Goal: Return the data exactly, with all pictures removed.

Raw records:
▶
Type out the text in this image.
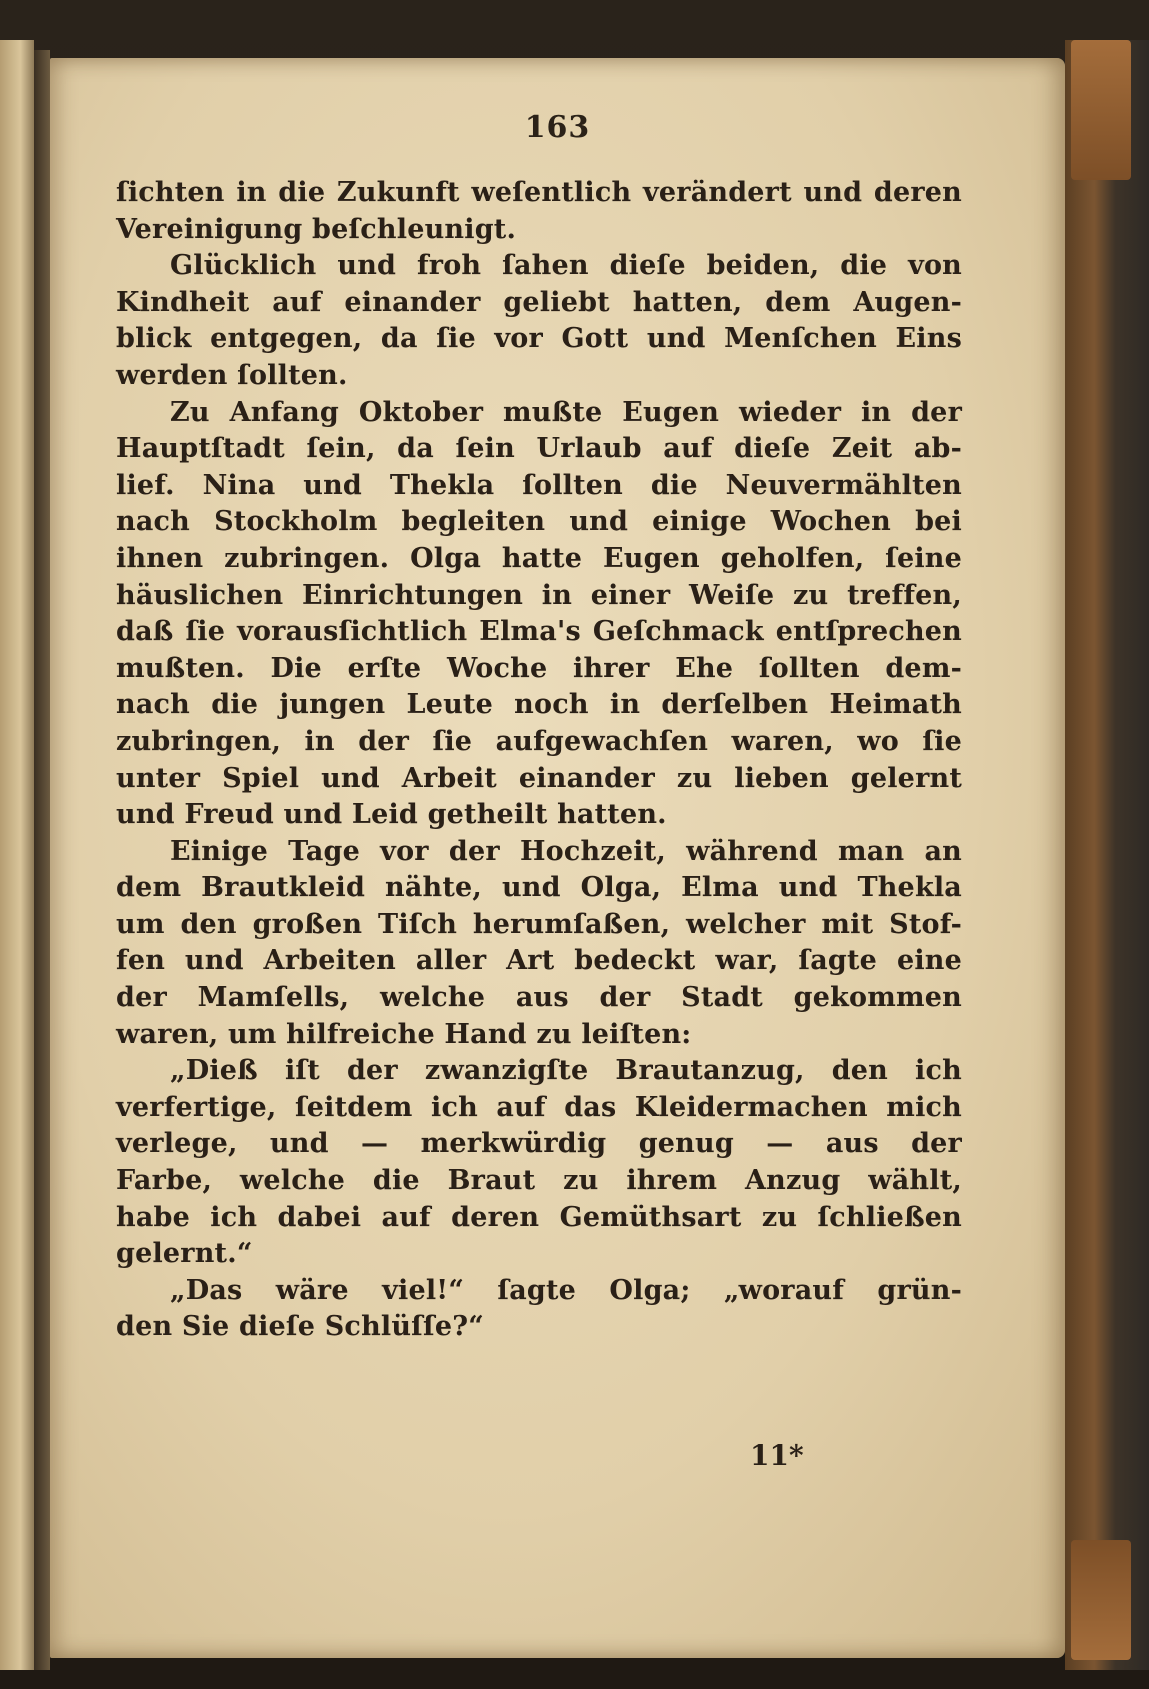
163
ſichten in die Zukunft weſentlich verändert und deren
Vereinigung beſchleunigt.
Glücklich und froh ſahen dieſe beiden, die von
Kindheit auf einander geliebt hatten, dem Augen-
blick entgegen, da ſie vor Gott und Menſchen Eins
werden ſollten.
Zu Anfang Oktober mußte Eugen wieder in der
Hauptſtadt ſein, da ſein Urlaub auf dieſe Zeit ab-
lief. Nina und Thekla ſollten die Neuvermählten
nach Stockholm begleiten und einige Wochen bei
ihnen zubringen. Olga hatte Eugen geholfen, ſeine
häuslichen Einrichtungen in einer Weiſe zu treffen,
daß ſie vorausſichtlich Elma's Geſchmack entſprechen
mußten. Die erſte Woche ihrer Ehe ſollten dem-
nach die jungen Leute noch in derſelben Heimath
zubringen, in der ſie aufgewachſen waren, wo ſie
unter Spiel und Arbeit einander zu lieben gelernt
und Freud und Leid getheilt hatten.
Einige Tage vor der Hochzeit, während man an
dem Brautkleid nähte, und Olga, Elma und Thekla
um den großen Tiſch herumſaßen, welcher mit Stof-
fen und Arbeiten aller Art bedeckt war, ſagte eine
der Mamſells, welche aus der Stadt gekommen
waren, um hilfreiche Hand zu leiſten:
„Dieß iſt der zwanzigſte Brautanzug, den ich
verfertige, ſeitdem ich auf das Kleidermachen mich
verlege, und — merkwürdig genug — aus der
Farbe, welche die Braut zu ihrem Anzug wählt,
habe ich dabei auf deren Gemüthsart zu ſchließen
gelernt.“
„Das wäre viel!“ ſagte Olga; „worauf grün-
den Sie dieſe Schlüſſe?“
11*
◀
Complete output:
Type out the text in this image.
163
ſichten in die Zukunft weſentlich verändert und deren
Vereinigung beſchleunigt.
Glücklich und froh ſahen dieſe beiden, die von
Kindheit auf einander geliebt hatten, dem Augen-
blick entgegen, da ſie vor Gott und Menſchen Eins
werden ſollten.
Zu Anfang Oktober mußte Eugen wieder in der
Hauptſtadt ſein, da ſein Urlaub auf dieſe Zeit ab-
lief. Nina und Thekla ſollten die Neuvermählten
nach Stockholm begleiten und einige Wochen bei
ihnen zubringen. Olga hatte Eugen geholfen, ſeine
häuslichen Einrichtungen in einer Weiſe zu treffen,
daß ſie vorausſichtlich Elma's Geſchmack entſprechen
mußten. Die erſte Woche ihrer Ehe ſollten dem-
nach die jungen Leute noch in derſelben Heimath
zubringen, in der ſie aufgewachſen waren, wo ſie
unter Spiel und Arbeit einander zu lieben gelernt
und Freud und Leid getheilt hatten.
Einige Tage vor der Hochzeit, während man an
dem Brautkleid nähte, und Olga, Elma und Thekla
um den großen Tiſch herumſaßen, welcher mit Stof-
fen und Arbeiten aller Art bedeckt war, ſagte eine
der Mamſells, welche aus der Stadt gekommen
waren, um hilfreiche Hand zu leiſten:
„Dieß iſt der zwanzigſte Brautanzug, den ich
verfertige, ſeitdem ich auf das Kleidermachen mich
verlege, und — merkwürdig genug — aus der
Farbe, welche die Braut zu ihrem Anzug wählt,
habe ich dabei auf deren Gemüthsart zu ſchließen
gelernt.“
„Das wäre viel!“ ſagte Olga; „worauf grün-
den Sie dieſe Schlüſſe?“
11*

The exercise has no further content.